Identify each line below containing the string "resultado" and copy it.

-------- PROVIDED DATA --------

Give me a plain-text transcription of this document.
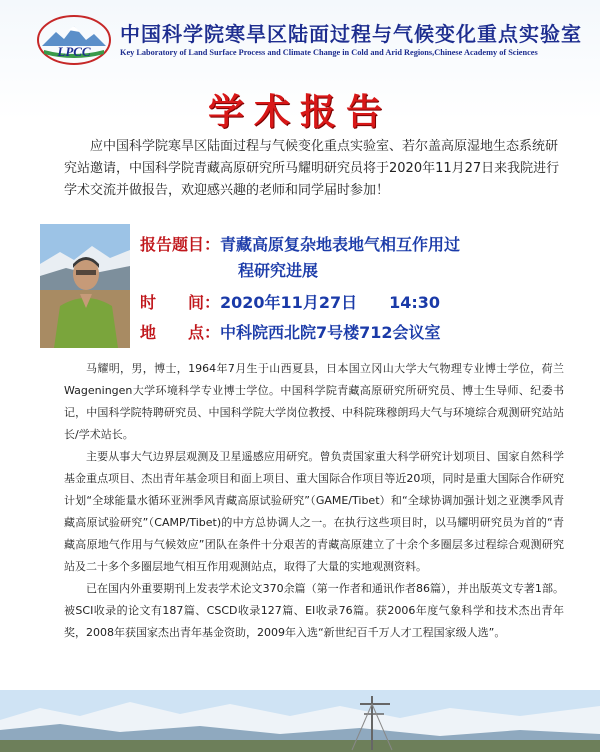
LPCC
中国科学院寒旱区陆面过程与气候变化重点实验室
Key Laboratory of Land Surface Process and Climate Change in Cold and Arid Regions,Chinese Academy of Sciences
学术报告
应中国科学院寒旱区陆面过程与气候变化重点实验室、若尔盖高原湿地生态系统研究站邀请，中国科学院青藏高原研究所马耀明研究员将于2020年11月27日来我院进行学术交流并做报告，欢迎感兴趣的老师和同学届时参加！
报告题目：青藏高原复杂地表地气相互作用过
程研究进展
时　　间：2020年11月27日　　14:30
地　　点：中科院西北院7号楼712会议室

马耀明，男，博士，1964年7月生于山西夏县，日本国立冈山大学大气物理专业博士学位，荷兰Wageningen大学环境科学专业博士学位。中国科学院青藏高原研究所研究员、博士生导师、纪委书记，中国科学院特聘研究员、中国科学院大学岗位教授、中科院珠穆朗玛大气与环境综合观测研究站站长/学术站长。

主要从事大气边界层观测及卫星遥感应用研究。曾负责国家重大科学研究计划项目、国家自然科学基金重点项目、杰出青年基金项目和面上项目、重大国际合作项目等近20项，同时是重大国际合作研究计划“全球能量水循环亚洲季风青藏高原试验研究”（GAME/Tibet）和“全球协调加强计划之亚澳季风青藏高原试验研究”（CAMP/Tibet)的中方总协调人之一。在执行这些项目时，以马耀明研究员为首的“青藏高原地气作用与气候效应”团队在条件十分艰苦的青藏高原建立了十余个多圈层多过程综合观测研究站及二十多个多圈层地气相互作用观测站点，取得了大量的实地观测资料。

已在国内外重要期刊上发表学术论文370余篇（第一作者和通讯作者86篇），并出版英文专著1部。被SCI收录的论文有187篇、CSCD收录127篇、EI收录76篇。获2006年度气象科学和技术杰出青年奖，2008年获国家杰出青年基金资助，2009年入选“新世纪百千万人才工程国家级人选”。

--------
-------- PROVIDED DATA --------

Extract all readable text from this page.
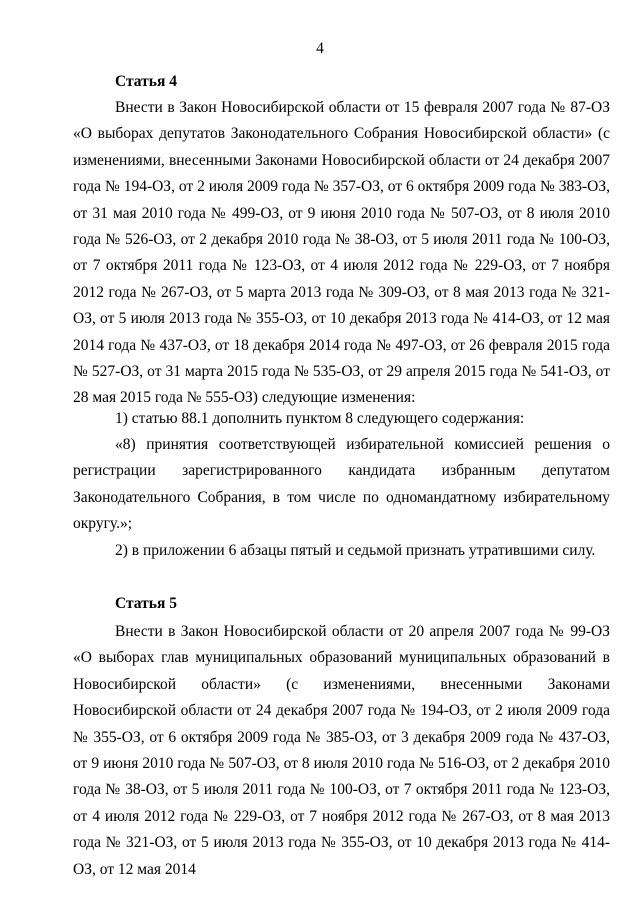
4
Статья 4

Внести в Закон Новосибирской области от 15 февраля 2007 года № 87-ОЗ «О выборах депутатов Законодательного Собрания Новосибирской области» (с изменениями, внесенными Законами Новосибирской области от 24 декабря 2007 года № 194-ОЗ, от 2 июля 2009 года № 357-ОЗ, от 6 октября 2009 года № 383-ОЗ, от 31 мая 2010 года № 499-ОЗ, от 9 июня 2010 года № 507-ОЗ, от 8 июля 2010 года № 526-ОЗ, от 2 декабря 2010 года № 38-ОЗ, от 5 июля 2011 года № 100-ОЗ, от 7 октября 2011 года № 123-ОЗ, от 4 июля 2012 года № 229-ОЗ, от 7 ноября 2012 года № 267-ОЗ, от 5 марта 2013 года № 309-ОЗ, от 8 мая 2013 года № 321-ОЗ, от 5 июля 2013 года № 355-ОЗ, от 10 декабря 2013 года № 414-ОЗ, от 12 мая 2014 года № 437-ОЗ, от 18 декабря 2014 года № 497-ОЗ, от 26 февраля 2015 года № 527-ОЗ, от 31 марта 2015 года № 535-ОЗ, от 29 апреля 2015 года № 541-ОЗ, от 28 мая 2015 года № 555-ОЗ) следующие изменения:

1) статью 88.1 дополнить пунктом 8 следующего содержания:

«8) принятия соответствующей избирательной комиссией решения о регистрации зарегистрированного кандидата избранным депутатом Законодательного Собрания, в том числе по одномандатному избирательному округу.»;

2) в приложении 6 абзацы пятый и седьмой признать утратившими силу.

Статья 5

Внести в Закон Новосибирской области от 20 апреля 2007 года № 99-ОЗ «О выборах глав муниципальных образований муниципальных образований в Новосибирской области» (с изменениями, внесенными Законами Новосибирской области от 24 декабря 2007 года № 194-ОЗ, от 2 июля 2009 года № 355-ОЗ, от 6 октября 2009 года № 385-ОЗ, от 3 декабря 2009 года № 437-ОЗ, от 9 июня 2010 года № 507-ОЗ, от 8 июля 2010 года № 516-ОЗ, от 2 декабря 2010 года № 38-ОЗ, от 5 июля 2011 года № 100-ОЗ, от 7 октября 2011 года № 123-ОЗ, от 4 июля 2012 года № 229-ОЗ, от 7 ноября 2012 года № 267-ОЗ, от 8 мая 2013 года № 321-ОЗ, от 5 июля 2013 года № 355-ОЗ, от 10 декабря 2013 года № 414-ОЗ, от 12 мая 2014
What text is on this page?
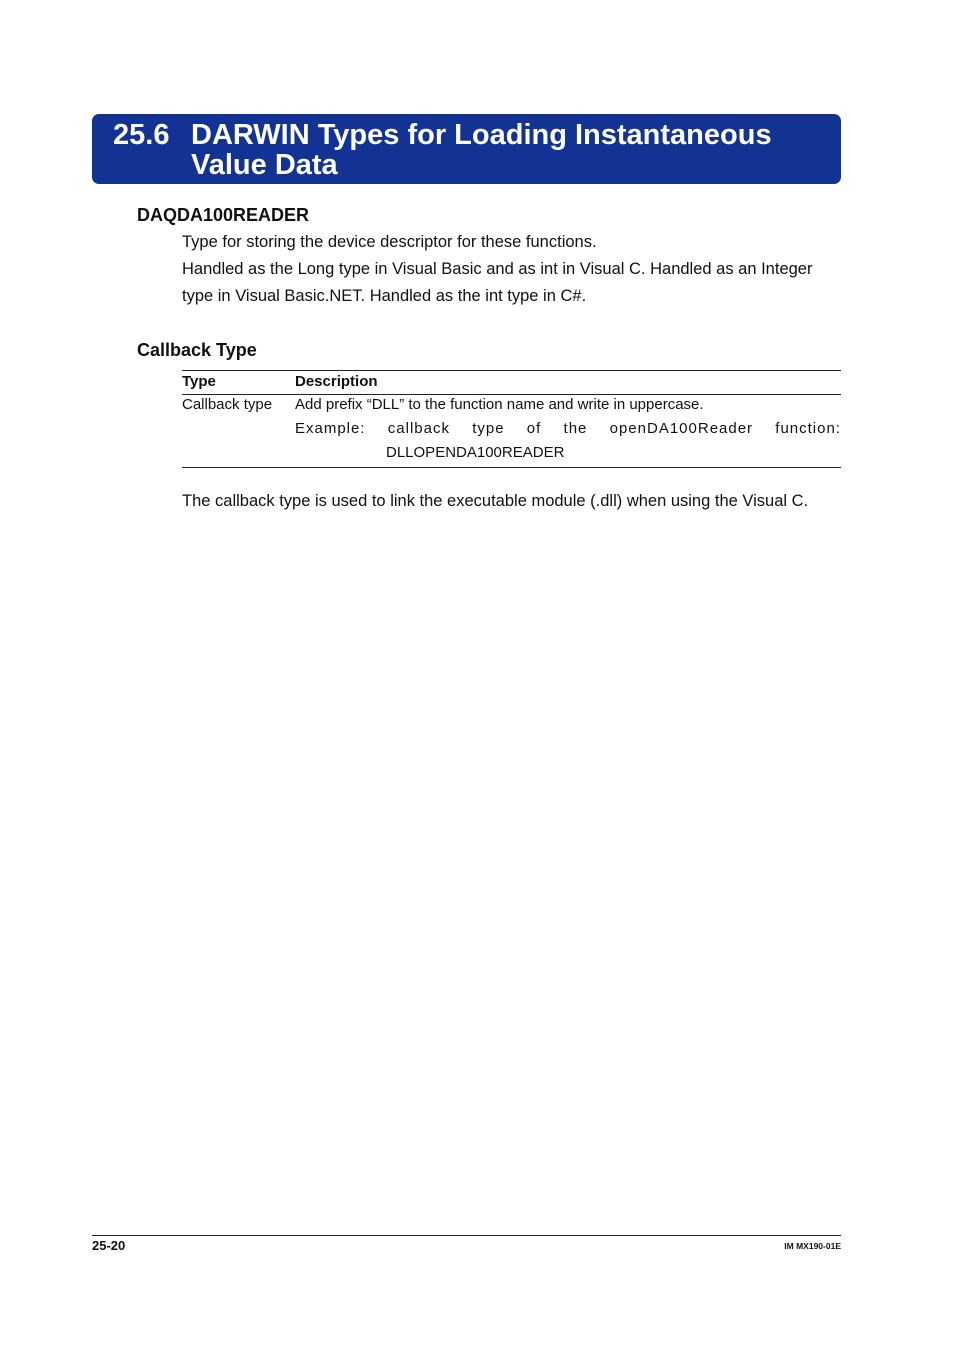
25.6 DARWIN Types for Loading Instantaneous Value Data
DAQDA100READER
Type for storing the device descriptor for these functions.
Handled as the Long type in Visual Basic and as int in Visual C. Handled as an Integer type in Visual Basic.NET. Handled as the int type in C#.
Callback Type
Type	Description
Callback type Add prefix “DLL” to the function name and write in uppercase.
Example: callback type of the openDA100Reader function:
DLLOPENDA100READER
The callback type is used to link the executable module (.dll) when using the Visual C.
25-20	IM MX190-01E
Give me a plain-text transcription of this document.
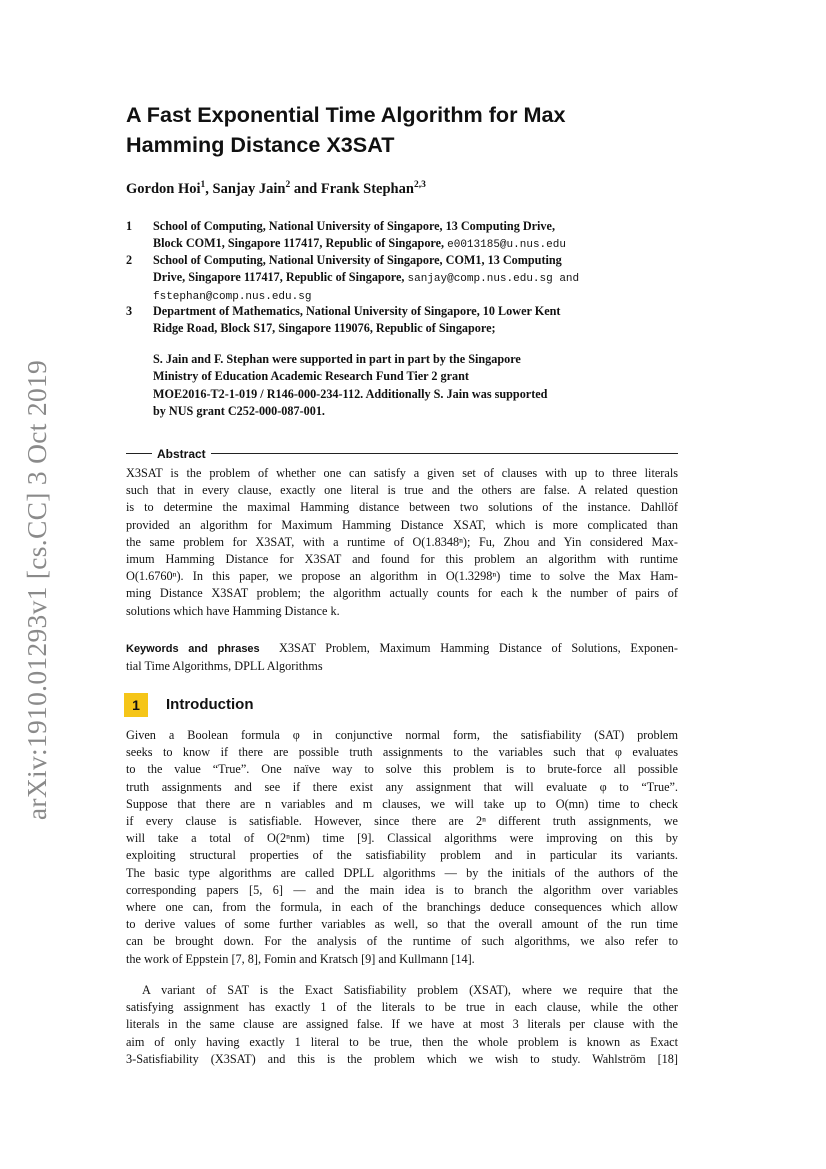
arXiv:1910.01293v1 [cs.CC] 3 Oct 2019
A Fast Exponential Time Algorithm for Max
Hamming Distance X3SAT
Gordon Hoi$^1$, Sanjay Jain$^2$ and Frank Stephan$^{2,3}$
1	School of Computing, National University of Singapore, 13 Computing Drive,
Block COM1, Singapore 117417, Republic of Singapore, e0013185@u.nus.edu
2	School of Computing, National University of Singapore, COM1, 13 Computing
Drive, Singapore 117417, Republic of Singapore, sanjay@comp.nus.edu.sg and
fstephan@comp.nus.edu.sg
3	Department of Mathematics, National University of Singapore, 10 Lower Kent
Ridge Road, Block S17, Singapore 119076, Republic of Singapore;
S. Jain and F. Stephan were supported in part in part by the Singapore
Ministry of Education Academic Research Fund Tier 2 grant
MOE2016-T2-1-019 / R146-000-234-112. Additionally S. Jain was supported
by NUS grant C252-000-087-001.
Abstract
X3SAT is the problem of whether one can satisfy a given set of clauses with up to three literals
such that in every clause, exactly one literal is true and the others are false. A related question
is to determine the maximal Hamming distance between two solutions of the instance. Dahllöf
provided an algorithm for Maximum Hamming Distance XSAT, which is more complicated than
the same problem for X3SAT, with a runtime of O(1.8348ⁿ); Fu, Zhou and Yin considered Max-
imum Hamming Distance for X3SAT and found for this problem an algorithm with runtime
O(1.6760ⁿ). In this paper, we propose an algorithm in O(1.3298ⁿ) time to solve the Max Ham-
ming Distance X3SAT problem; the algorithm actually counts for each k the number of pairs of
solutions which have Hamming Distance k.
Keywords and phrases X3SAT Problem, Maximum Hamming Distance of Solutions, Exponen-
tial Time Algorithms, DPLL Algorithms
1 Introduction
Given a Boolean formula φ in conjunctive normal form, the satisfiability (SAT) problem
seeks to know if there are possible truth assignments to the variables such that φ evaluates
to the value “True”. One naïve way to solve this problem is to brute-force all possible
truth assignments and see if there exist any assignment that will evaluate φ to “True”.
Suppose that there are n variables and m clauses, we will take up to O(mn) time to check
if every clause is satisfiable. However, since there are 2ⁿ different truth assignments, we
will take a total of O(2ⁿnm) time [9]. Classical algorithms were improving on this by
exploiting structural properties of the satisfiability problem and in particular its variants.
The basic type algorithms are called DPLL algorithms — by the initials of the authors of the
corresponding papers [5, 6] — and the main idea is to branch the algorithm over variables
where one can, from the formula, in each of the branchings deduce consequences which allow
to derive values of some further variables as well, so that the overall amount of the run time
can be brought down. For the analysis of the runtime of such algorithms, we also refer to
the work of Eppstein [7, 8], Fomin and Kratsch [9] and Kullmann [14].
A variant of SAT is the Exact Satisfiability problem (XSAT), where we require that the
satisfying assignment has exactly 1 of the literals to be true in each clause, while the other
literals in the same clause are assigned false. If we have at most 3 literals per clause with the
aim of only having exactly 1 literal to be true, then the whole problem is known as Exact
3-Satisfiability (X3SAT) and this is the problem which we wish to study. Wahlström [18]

--------
-------- PROVIDED DATA --------

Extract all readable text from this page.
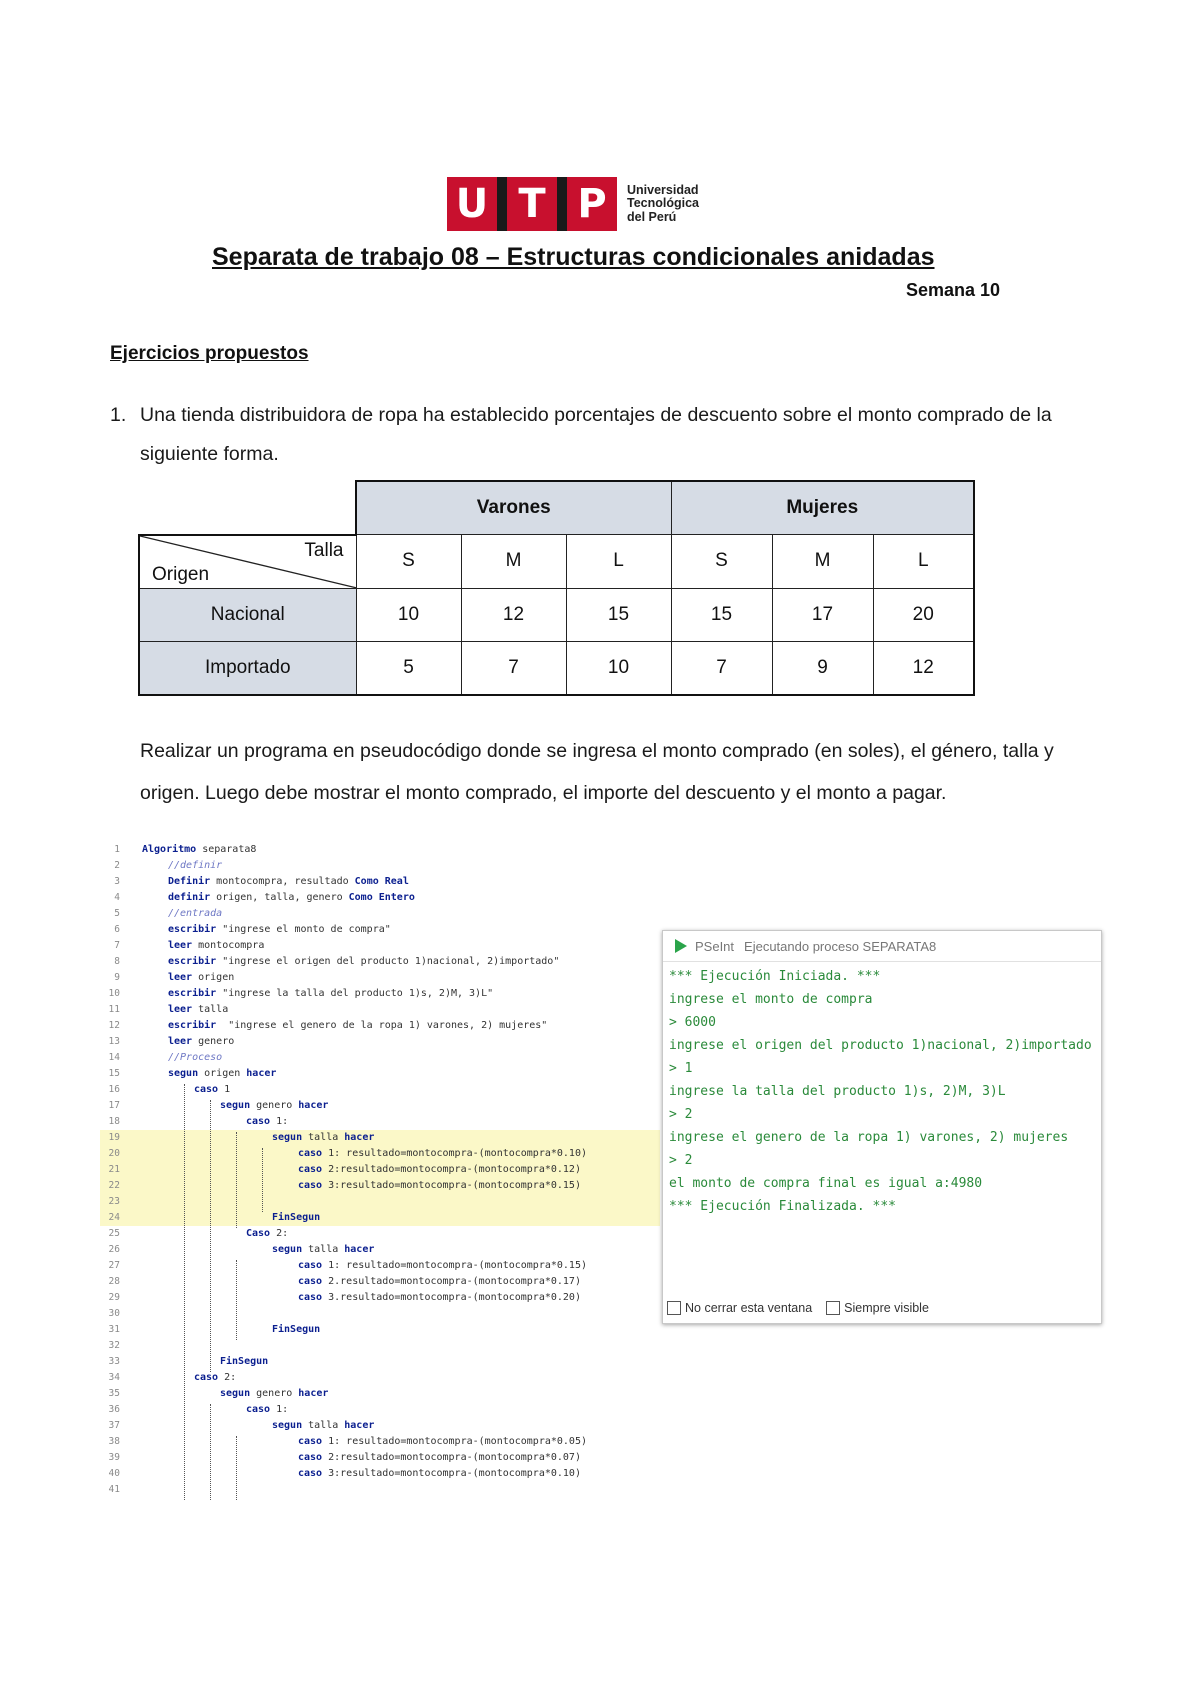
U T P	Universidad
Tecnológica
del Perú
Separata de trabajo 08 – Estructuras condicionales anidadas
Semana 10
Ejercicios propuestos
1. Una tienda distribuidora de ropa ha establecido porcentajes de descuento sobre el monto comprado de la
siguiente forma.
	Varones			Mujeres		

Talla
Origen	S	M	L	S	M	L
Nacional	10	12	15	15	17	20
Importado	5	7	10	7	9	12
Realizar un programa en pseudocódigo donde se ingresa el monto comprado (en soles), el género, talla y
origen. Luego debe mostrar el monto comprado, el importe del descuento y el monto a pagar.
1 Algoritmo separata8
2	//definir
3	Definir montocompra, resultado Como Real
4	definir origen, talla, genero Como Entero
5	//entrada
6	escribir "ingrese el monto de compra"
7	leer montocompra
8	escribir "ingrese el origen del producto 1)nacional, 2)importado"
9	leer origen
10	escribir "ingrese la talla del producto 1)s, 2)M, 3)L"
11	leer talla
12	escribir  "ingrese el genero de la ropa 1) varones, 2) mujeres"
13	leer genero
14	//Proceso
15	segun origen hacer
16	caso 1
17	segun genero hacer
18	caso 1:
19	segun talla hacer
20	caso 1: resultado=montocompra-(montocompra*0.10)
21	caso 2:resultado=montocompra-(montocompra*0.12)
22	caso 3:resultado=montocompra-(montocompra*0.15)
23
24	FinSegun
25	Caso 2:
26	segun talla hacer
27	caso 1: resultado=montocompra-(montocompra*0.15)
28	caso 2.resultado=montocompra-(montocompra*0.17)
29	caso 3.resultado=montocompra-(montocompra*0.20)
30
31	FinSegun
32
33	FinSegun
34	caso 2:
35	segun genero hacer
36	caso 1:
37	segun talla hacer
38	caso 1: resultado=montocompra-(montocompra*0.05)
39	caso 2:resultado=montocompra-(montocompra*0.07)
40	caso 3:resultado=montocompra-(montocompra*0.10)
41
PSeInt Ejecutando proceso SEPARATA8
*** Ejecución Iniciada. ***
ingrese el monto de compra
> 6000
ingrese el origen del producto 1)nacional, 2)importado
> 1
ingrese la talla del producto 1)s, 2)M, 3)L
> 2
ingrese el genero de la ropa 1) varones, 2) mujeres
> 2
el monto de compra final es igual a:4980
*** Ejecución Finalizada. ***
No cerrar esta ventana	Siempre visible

--------

(RESPONSE):
3	Definir montocompra, resultado Como Real
20	caso 1: resultado=montocompra-(montocompra*0.10)
21	caso 2:resultado=montocompra-(montocompra*0.12)
22	caso 3:resultado=montocompra-(montocompra*0.15)
27	caso 1: resultado=montocompra-(montocompra*0.15)
28	caso 2.resultado=montocompra-(montocompra*0.17)
29	caso 3.resultado=montocompra-(montocompra*0.20)
38	caso 1: resultado=montocompra-(montocompra*0.05)
39	caso 2:resultado=montocompra-(montocompra*0.07)
40	caso 3:resultado=montocompra-(montocompra*0.10)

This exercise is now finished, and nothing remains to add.